→ **Aim**
Reproduce all of the material exactly as shown.

Saved entries:
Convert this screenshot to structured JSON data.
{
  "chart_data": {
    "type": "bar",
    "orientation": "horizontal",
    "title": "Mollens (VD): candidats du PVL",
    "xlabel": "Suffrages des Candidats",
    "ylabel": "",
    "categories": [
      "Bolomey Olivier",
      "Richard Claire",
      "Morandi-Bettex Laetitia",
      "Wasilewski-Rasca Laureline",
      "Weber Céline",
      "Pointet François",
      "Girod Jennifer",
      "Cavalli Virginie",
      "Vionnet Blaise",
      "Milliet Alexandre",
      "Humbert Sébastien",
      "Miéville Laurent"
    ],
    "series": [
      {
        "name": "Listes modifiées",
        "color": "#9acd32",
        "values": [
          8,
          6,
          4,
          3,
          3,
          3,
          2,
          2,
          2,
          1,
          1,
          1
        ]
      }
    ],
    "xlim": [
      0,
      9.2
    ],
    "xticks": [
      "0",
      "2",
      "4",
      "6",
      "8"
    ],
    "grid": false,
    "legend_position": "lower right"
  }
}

→ **Task response**
Convert this screenshot to structured JSON data.
{
  "chart_data": {
    "type": "bar",
    "orientation": "horizontal",
    "title": "Mollens (VD): candidats du PVL",
    "xlabel": "Suffrages des Candidats",
    "ylabel": "",
    "categories": [
      "Bolomey Olivier",
      "Richard Claire",
      "Morandi-Bettex Laetitia",
      "Wasilewski-Rasca Laureline",
      "Weber Céline",
      "Pointet François",
      "Girod Jennifer",
      "Cavalli Virginie",
      "Vionnet Blaise",
      "Milliet Alexandre",
      "Humbert Sébastien",
      "Miéville Laurent"
    ],
    "series": [
      {
        "name": "Listes modifiées",
        "color": "#9acd32",
        "values": [
          8,
          6,
          4,
          3,
          3,
          3,
          2,
          2,
          2,
          1,
          1,
          1
        ]
      }
    ],
    "xlim": [
      0,
      9.2
    ],
    "xticks": [
      "0",
      "2",
      "4",
      "6",
      "8"
    ],
    "grid": false,
    "legend_position": "lower right"
  }
}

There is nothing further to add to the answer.